* **Records provided**:
┏━━

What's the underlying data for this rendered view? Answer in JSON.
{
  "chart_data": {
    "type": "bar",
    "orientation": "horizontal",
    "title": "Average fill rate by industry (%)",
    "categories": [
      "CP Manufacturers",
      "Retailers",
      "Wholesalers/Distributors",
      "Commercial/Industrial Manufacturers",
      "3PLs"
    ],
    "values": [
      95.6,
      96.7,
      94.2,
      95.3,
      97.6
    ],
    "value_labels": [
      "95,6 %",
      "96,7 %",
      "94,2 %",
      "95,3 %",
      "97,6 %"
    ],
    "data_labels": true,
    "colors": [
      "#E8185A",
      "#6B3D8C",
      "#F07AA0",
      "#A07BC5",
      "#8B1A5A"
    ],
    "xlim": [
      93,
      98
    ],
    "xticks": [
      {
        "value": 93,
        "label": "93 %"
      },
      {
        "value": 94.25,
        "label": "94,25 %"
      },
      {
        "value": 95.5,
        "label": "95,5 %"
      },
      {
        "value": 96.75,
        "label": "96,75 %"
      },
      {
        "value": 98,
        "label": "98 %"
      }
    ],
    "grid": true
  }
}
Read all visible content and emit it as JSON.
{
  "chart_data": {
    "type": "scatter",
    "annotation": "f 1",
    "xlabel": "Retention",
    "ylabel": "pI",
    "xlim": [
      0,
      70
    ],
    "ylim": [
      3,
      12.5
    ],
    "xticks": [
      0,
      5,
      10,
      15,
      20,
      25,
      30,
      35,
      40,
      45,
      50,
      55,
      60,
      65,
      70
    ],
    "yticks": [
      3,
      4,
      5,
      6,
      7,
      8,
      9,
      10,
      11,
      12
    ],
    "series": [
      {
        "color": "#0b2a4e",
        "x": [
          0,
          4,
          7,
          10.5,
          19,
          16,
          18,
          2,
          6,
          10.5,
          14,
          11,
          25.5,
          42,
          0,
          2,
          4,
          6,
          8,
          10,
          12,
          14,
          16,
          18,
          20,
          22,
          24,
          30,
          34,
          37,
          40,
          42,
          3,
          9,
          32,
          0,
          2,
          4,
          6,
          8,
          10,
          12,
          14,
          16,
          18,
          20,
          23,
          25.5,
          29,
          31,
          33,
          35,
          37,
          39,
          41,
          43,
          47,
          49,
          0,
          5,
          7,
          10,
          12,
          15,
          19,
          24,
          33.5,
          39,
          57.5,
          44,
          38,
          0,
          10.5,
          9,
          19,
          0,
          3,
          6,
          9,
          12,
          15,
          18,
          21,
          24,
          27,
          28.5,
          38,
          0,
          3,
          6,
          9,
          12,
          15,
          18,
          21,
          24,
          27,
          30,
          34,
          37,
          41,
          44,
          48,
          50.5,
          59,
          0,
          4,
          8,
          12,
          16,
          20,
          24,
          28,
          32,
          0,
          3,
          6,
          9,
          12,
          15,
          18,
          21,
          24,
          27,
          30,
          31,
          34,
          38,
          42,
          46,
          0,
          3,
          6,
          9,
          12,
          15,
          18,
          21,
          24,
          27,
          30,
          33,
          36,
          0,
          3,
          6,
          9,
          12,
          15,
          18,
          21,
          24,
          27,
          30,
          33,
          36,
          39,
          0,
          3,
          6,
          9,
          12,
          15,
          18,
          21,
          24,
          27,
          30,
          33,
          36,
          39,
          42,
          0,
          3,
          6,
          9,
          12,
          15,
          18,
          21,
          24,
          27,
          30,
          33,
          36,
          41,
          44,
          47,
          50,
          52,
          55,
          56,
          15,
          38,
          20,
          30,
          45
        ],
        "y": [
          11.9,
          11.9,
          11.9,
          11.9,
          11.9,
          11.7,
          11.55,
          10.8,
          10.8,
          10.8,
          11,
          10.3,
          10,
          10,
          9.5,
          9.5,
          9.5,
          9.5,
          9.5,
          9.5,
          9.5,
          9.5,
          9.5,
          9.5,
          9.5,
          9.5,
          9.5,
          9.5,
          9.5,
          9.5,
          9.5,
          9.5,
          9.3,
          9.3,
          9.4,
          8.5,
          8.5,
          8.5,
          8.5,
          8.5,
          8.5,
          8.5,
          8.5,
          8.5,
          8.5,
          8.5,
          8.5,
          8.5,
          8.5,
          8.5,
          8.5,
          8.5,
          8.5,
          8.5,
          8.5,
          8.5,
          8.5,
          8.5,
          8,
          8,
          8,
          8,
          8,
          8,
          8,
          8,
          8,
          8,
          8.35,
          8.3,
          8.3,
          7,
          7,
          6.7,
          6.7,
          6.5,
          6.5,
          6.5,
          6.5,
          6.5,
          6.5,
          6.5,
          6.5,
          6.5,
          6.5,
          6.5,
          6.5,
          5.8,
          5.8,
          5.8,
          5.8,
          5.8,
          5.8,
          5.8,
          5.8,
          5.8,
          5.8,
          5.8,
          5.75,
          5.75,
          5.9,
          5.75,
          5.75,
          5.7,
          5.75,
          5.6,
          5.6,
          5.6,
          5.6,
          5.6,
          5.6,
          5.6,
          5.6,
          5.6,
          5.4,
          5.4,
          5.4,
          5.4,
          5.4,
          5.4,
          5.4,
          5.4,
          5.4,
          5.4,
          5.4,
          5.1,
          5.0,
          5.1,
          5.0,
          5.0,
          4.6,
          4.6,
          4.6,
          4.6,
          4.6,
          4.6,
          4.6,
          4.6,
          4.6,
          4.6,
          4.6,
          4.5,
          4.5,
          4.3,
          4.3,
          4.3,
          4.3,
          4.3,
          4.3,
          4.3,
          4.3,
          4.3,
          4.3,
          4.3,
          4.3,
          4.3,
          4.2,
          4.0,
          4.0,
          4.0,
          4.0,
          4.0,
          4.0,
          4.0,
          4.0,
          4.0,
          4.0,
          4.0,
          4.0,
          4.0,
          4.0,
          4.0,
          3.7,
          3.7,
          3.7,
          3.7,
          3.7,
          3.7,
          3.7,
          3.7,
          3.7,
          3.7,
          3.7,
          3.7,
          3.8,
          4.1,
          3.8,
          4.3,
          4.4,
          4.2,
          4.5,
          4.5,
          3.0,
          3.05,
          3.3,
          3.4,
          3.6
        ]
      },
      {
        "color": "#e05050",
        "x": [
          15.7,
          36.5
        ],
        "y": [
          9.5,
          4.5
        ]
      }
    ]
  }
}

┗━━

Take the data above and return it exactly.

What's the underlying data for this rendered view? Answer in JSON.
{
  "chart_data": {
    "type": "bar",
    "orientation": "horizontal",
    "title": "Average fill rate by industry (%)",
    "categories": [
      "CP Manufacturers",
      "Retailers",
      "Wholesalers/Distributors",
      "Commercial/Industrial Manufacturers",
      "3PLs"
    ],
    "values": [
      95.6,
      96.7,
      94.2,
      95.3,
      97.6
    ],
    "value_labels": [
      "95,6 %",
      "96,7 %",
      "94,2 %",
      "95,3 %",
      "97,6 %"
    ],
    "data_labels": true,
    "colors": [
      "#E8185A",
      "#6B3D8C",
      "#F07AA0",
      "#A07BC5",
      "#8B1A5A"
    ],
    "xlim": [
      93,
      98
    ],
    "xticks": [
      {
        "value": 93,
        "label": "93 %"
      },
      {
        "value": 94.25,
        "label": "94,25 %"
      },
      {
        "value": 95.5,
        "label": "95,5 %"
      },
      {
        "value": 96.75,
        "label": "96,75 %"
      },
      {
        "value": 98,
        "label": "98 %"
      }
    ],
    "grid": true
  }
}
Read all visible content and emit it as JSON.
{
  "chart_data": {
    "type": "scatter",
    "annotation": "f 1",
    "xlabel": "Retention",
    "ylabel": "pI",
    "xlim": [
      0,
      70
    ],
    "ylim": [
      3,
      12.5
    ],
    "xticks": [
      0,
      5,
      10,
      15,
      20,
      25,
      30,
      35,
      40,
      45,
      50,
      55,
      60,
      65,
      70
    ],
    "yticks": [
      3,
      4,
      5,
      6,
      7,
      8,
      9,
      10,
      11,
      12
    ],
    "series": [
      {
        "color": "#0b2a4e",
        "x": [
          0,
          4,
          7,
          10.5,
          19,
          16,
          18,
          2,
          6,
          10.5,
          14,
          11,
          25.5,
          42,
          0,
          2,
          4,
          6,
          8,
          10,
          12,
          14,
          16,
          18,
          20,
          22,
          24,
          30,
          34,
          37,
          40,
          42,
          3,
          9,
          32,
          0,
          2,
          4,
          6,
          8,
          10,
          12,
          14,
          16,
          18,
          20,
          23,
          25.5,
          29,
          31,
          33,
          35,
          37,
          39,
          41,
          43,
          47,
          49,
          0,
          5,
          7,
          10,
          12,
          15,
          19,
          24,
          33.5,
          39,
          57.5,
          44,
          38,
          0,
          10.5,
          9,
          19,
          0,
          3,
          6,
          9,
          12,
          15,
          18,
          21,
          24,
          27,
          28.5,
          38,
          0,
          3,
          6,
          9,
          12,
          15,
          18,
          21,
          24,
          27,
          30,
          34,
          37,
          41,
          44,
          48,
          50.5,
          59,
          0,
          4,
          8,
          12,
          16,
          20,
          24,
          28,
          32,
          0,
          3,
          6,
          9,
          12,
          15,
          18,
          21,
          24,
          27,
          30,
          31,
          34,
          38,
          42,
          46,
          0,
          3,
          6,
          9,
          12,
          15,
          18,
          21,
          24,
          27,
          30,
          33,
          36,
          0,
          3,
          6,
          9,
          12,
          15,
          18,
          21,
          24,
          27,
          30,
          33,
          36,
          39,
          0,
          3,
          6,
          9,
          12,
          15,
          18,
          21,
          24,
          27,
          30,
          33,
          36,
          39,
          42,
          0,
          3,
          6,
          9,
          12,
          15,
          18,
          21,
          24,
          27,
          30,
          33,
          36,
          41,
          44,
          47,
          50,
          52,
          55,
          56,
          15,
          38,
          20,
          30,
          45
        ],
        "y": [
          11.9,
          11.9,
          11.9,
          11.9,
          11.9,
          11.7,
          11.55,
          10.8,
          10.8,
          10.8,
          11,
          10.3,
          10,
          10,
          9.5,
          9.5,
          9.5,
          9.5,
          9.5,
          9.5,
          9.5,
          9.5,
          9.5,
          9.5,
          9.5,
          9.5,
          9.5,
          9.5,
          9.5,
          9.5,
          9.5,
          9.5,
          9.3,
          9.3,
          9.4,
          8.5,
          8.5,
          8.5,
          8.5,
          8.5,
          8.5,
          8.5,
          8.5,
          8.5,
          8.5,
          8.5,
          8.5,
          8.5,
          8.5,
          8.5,
          8.5,
          8.5,
          8.5,
          8.5,
          8.5,
          8.5,
          8.5,
          8.5,
          8,
          8,
          8,
          8,
          8,
          8,
          8,
          8,
          8,
          8,
          8.35,
          8.3,
          8.3,
          7,
          7,
          6.7,
          6.7,
          6.5,
          6.5,
          6.5,
          6.5,
          6.5,
          6.5,
          6.5,
          6.5,
          6.5,
          6.5,
          6.5,
          6.5,
          5.8,
          5.8,
          5.8,
          5.8,
          5.8,
          5.8,
          5.8,
          5.8,
          5.8,
          5.8,
          5.8,
          5.75,
          5.75,
          5.9,
          5.75,
          5.75,
          5.7,
          5.75,
          5.6,
          5.6,
          5.6,
          5.6,
          5.6,
          5.6,
          5.6,
          5.6,
          5.6,
          5.4,
          5.4,
          5.4,
          5.4,
          5.4,
          5.4,
          5.4,
          5.4,
          5.4,
          5.4,
          5.4,
          5.1,
          5.0,
          5.1,
          5.0,
          5.0,
          4.6,
          4.6,
          4.6,
          4.6,
          4.6,
          4.6,
          4.6,
          4.6,
          4.6,
          4.6,
          4.6,
          4.5,
          4.5,
          4.3,
          4.3,
          4.3,
          4.3,
          4.3,
          4.3,
          4.3,
          4.3,
          4.3,
          4.3,
          4.3,
          4.3,
          4.3,
          4.2,
          4.0,
          4.0,
          4.0,
          4.0,
          4.0,
          4.0,
          4.0,
          4.0,
          4.0,
          4.0,
          4.0,
          4.0,
          4.0,
          4.0,
          4.0,
          3.7,
          3.7,
          3.7,
          3.7,
          3.7,
          3.7,
          3.7,
          3.7,
          3.7,
          3.7,
          3.7,
          3.7,
          3.8,
          4.1,
          3.8,
          4.3,
          4.4,
          4.2,
          4.5,
          4.5,
          3.0,
          3.05,
          3.3,
          3.4,
          3.6
        ]
      },
      {
        "color": "#e05050",
        "x": [
          15.7,
          36.5
        ],
        "y": [
          9.5,
          4.5
        ]
      }
    ]
  }
}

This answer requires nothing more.